Exercise goal
Give the number of lines in the data that hold the string "relative". Nothing else is needed.

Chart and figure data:

[START]

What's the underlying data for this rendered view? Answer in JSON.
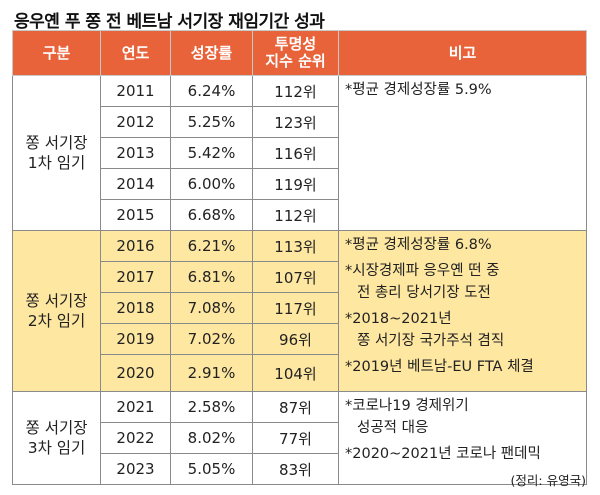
{
  "title": "응우옌 푸 쫑 전 베트남 서기장 재임기간 성과",
  "headers": {
    "group": "구분",
    "year": "연도",
    "growth": "성장률",
    "rank_line1": "투명성",
    "rank_line2": "지수 순위",
    "note": "비고"
  },
  "terms": [
    {
      "label_line1": "쫑 서기장",
      "label_line2": "1차 임기",
      "rows": [
        {
          "year": "2011",
          "growth": "6.24%",
          "rank": "112위"
        },
        {
          "year": "2012",
          "growth": "5.25%",
          "rank": "123위"
        },
        {
          "year": "2013",
          "growth": "5.42%",
          "rank": "116위"
        },
        {
          "year": "2014",
          "growth": "6.00%",
          "rank": "119위"
        },
        {
          "year": "2015",
          "growth": "6.68%",
          "rank": "112위"
        }
      ],
      "notes": [
        "*평균 경제성장률 5.9%"
      ]
    },
    {
      "label_line1": "쫑 서기장",
      "label_line2": "2차 임기",
      "rows": [
        {
          "year": "2016",
          "growth": "6.21%",
          "rank": "113위"
        },
        {
          "year": "2017",
          "growth": "6.81%",
          "rank": "107위"
        },
        {
          "year": "2018",
          "growth": "7.08%",
          "rank": "117위"
        },
        {
          "year": "2019",
          "growth": "7.02%",
          "rank": "96위"
        },
        {
          "year": "2020",
          "growth": "2.91%",
          "rank": "104위"
        }
      ],
      "notes": [
        "*평균 경제성장률 6.8%",
        "*시장경제파 응우옌 떤 중",
        "전 총리 당서기장 도전",
        "*2018~2021년",
        "쫑 서기장 국가주석 겸직",
        "*2019년 베트남-EU FTA 체결"
      ]
    },
    {
      "label_line1": "쫑 서기장",
      "label_line2": "3차 임기",
      "rows": [
        {
          "year": "2021",
          "growth": "2.58%",
          "rank": "87위"
        },
        {
          "year": "2022",
          "growth": "8.02%",
          "rank": "77위"
        },
        {
          "year": "2023",
          "growth": "5.05%",
          "rank": "83위"
        }
      ],
      "notes": [
        "*코로나19 경제위기",
        "성공적 대응",
        "*2020~2021년 코로나 팬데믹"
      ]
    }
  ],
  "source": "(정리: 유영국)",
  "colors": {
    "header": "#e8623a",
    "highlight": "#fde7a1"
  }
}
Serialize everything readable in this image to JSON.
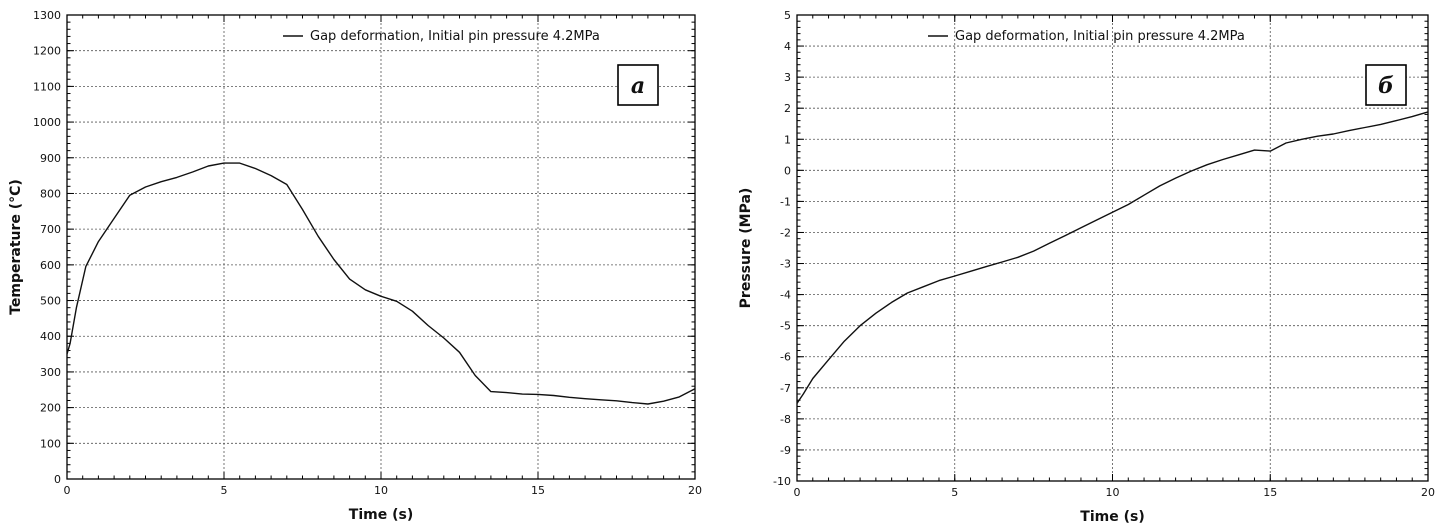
{
  "chart_data": [
    {
      "type": "line",
      "panel_label": "a",
      "xlabel": "Time (s)",
      "ylabel": "Temperature (°C)",
      "xlim": [
        0,
        20
      ],
      "ylim": [
        0,
        1300
      ],
      "x_ticks": [
        "0",
        "5",
        "10",
        "15",
        "20"
      ],
      "y_ticks": [
        "0",
        "100",
        "200",
        "300",
        "400",
        "500",
        "600",
        "700",
        "800",
        "900",
        "1000",
        "1100",
        "1200",
        "1300"
      ],
      "grid": true,
      "legend_position": "top-right",
      "series": [
        {
          "name": "Gap deformation, Initial pin pressure 4.2MPa",
          "x": [
            0,
            0.1,
            0.3,
            0.6,
            1.0,
            1.5,
            2.0,
            2.5,
            3.0,
            3.5,
            4.0,
            4.5,
            5.0,
            5.5,
            6.0,
            6.5,
            7.0,
            7.5,
            8.0,
            8.5,
            9.0,
            9.5,
            10.0,
            10.5,
            11.0,
            11.5,
            12.0,
            12.5,
            13.0,
            13.5,
            14.0,
            14.5,
            15.0,
            15.5,
            16.0,
            16.5,
            17.0,
            17.5,
            18.0,
            18.5,
            19.0,
            19.5,
            20.0
          ],
          "y": [
            350,
            380,
            480,
            595,
            665,
            730,
            795,
            818,
            833,
            845,
            860,
            877,
            885,
            885,
            870,
            850,
            825,
            755,
            680,
            615,
            560,
            530,
            512,
            498,
            470,
            430,
            395,
            355,
            290,
            245,
            242,
            238,
            237,
            234,
            229,
            225,
            222,
            219,
            214,
            210,
            218,
            230,
            253
          ]
        }
      ]
    },
    {
      "type": "line",
      "panel_label": "б",
      "xlabel": "Time (s)",
      "ylabel": "Pressure (MPa)",
      "xlim": [
        0,
        20
      ],
      "ylim": [
        -10,
        5
      ],
      "x_ticks": [
        "0",
        "5",
        "10",
        "15",
        "20"
      ],
      "y_ticks": [
        "-10",
        "-9",
        "-8",
        "-7",
        "-6",
        "-5",
        "-4",
        "-3",
        "-2",
        "-1",
        "0",
        "1",
        "2",
        "3",
        "4",
        "5"
      ],
      "grid": true,
      "legend_position": "top-right",
      "series": [
        {
          "name": "Gap deformation, Initial pin pressure 4.2MPa",
          "x": [
            0,
            0.2,
            0.5,
            1.0,
            1.5,
            2.0,
            2.5,
            3.0,
            3.5,
            4.0,
            4.5,
            5.0,
            5.5,
            6.0,
            6.5,
            7.0,
            7.5,
            8.0,
            8.5,
            9.0,
            9.5,
            10.0,
            10.5,
            11.0,
            11.5,
            12.0,
            12.5,
            13.0,
            13.5,
            14.0,
            14.5,
            15.0,
            15.5,
            16.0,
            16.5,
            17.0,
            17.5,
            18.0,
            18.5,
            19.0,
            19.5,
            20.0
          ],
          "y": [
            -7.5,
            -7.2,
            -6.7,
            -6.1,
            -5.5,
            -5.0,
            -4.6,
            -4.25,
            -3.95,
            -3.75,
            -3.55,
            -3.4,
            -3.25,
            -3.1,
            -2.95,
            -2.8,
            -2.6,
            -2.35,
            -2.1,
            -1.85,
            -1.6,
            -1.35,
            -1.1,
            -0.8,
            -0.5,
            -0.25,
            -0.02,
            0.18,
            0.35,
            0.5,
            0.65,
            0.62,
            0.88,
            1.0,
            1.1,
            1.17,
            1.28,
            1.38,
            1.48,
            1.6,
            1.73,
            1.88
          ]
        }
      ]
    }
  ]
}
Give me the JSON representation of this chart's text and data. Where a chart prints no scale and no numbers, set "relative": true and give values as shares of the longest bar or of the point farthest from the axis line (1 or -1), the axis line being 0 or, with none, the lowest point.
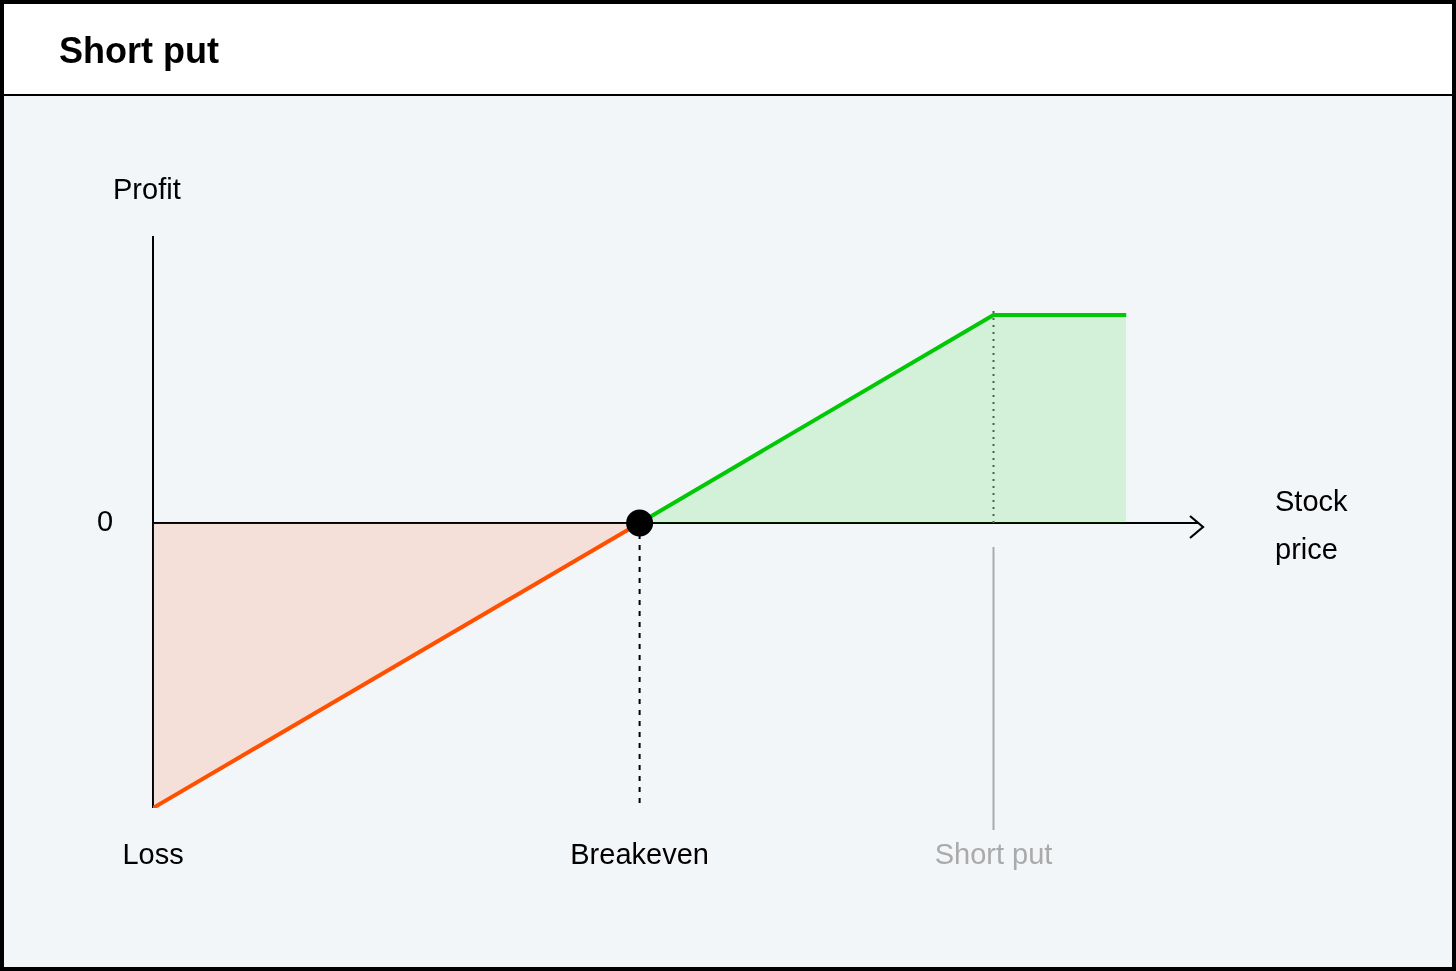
{
  "chart_data": {
    "type": "area",
    "title": "Short put",
    "xlabel": "Stock price",
    "ylabel": "Profit",
    "relative": true,
    "categories": [
      "Loss",
      null,
      null,
      null,
      null,
      null,
      null,
      null,
      null,
      null,
      null,
      "Breakeven",
      null,
      null,
      null,
      null,
      null,
      null,
      null,
      "Short put",
      null,
      null,
      null
    ],
    "series": [
      {
        "color": "#ff5000",
        "values": [
          -1,
          null,
          null,
          null,
          null,
          null,
          null,
          null,
          null,
          null,
          null,
          0,
          null,
          null,
          null,
          null,
          null,
          null,
          null,
          null,
          null,
          null,
          null
        ]
      },
      {
        "color": "#00c805",
        "values": [
          null,
          null,
          null,
          null,
          null,
          null,
          null,
          null,
          null,
          null,
          null,
          0,
          null,
          null,
          null,
          null,
          null,
          null,
          null,
          0.73,
          null,
          null,
          0.73
        ]
      },
      {
        "type": "scatter",
        "color": "#000000",
        "x": [
          "Breakeven"
        ],
        "values": [
          0
        ],
        "marker": "circle"
      }
    ],
    "ref_lines": [
      {
        "axis": "y",
        "value": 0,
        "label": "0",
        "color": "#000000"
      },
      {
        "axis": "x",
        "value": "Breakeven",
        "color": "#000000",
        "line_style": "dashed"
      },
      {
        "axis": "x",
        "value": "Short put",
        "color": "#aaaaaa",
        "line_style": "solid"
      },
      {
        "axis": "x",
        "value": "Short put",
        "color": "#555555",
        "line_style": "dotted"
      }
    ],
    "legend": false
  }
}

[END]

The result
2